Task to complete — Tally the lines of the data that include the word "such" and state the total, nothing else.

Task inputs —
┄┄┄┄┄┄┄┄┄┄┄┄┄┄┄┄┄┄┄┄
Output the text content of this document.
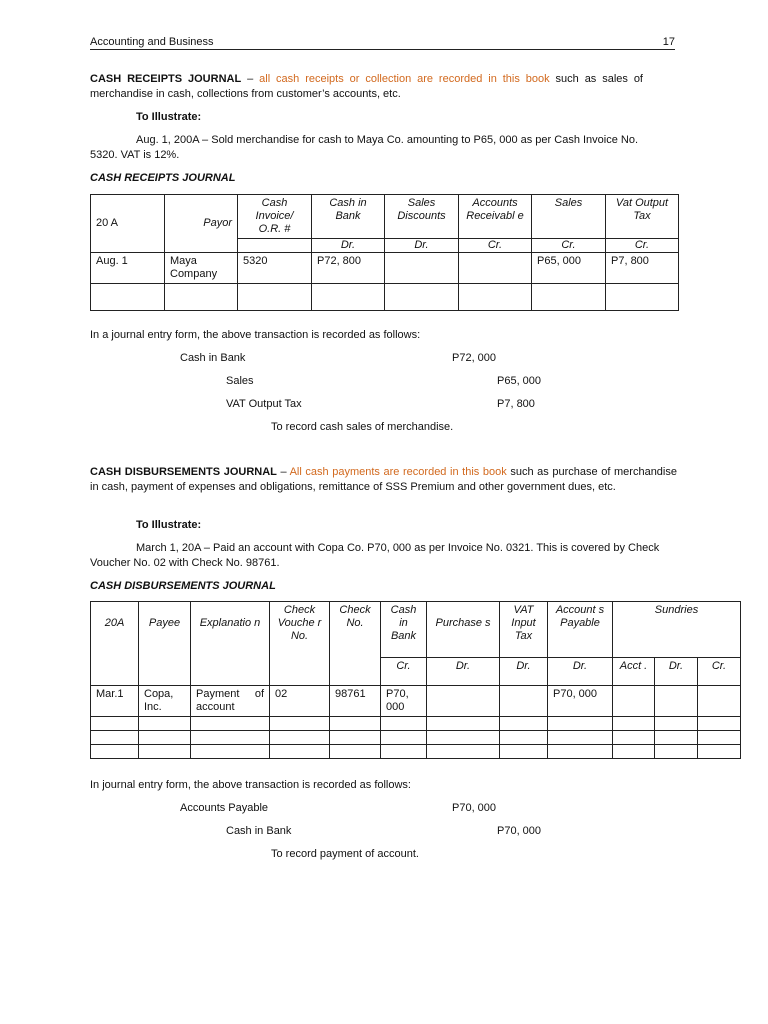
Accounting and Business	17
CASH RECEIPTS JOURNAL – all cash receipts or collection are recorded in this book such as sales of merchandise in cash, collections from customer’s accounts, etc.
To Illustrate:
Aug. 1, 200A – Sold merchandise for cash to Maya Co. amounting to P65, 000 as per Cash Invoice No. 5320. VAT is 12%.
CASH RECEIPTS JOURNAL
20 A	Payor	Cash Invoice/ O.R. #	Cash in Bank	Sales Discounts	Accounts Receivabl e	Sales	Vat Output Tax
			Dr.	Dr.	Cr.	Cr.	Cr.
Aug. 1	Maya Company	5320	P72, 800			P65, 000	P7, 800

In a journal entry form, the above transaction is recorded as follows:
Cash in Bank	P72, 000
Sales	P65, 000
VAT Output Tax	P7, 800
To record cash sales of merchandise.
CASH DISBURSEMENTS JOURNAL – All cash payments are recorded in this book such as purchase of merchandise in cash, payment of expenses and obligations, remittance of SSS Premium and other government dues, etc.
To Illustrate:
March 1, 20A – Paid an account with Copa Co. P70, 000 as per Invoice No. 0321. This is covered by Check Voucher No. 02 with Check No. 98761.
CASH DISBURSEMENTS JOURNAL
20A	Payee	Explanatio n	Check Vouche r No.	Check No.	Cash in Bank	Purchase s	VAT Input Tax	Account s Payable	Sundries		
					Cr.	Dr.	Dr.	Dr.	Acct .	Dr.	Cr.
Mar.1	Copa, Inc.	Payment of account	02	98761	P70, 000			P70, 000			

In journal entry form, the above transaction is recorded as follows:
Accounts Payable	P70, 000
Cash in Bank	P70, 000
To record payment of account.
┄┄┄┄┄┄┄┄┄┄┄┄┄┄┄┄┄┄┄┄
Output of the exercise — 2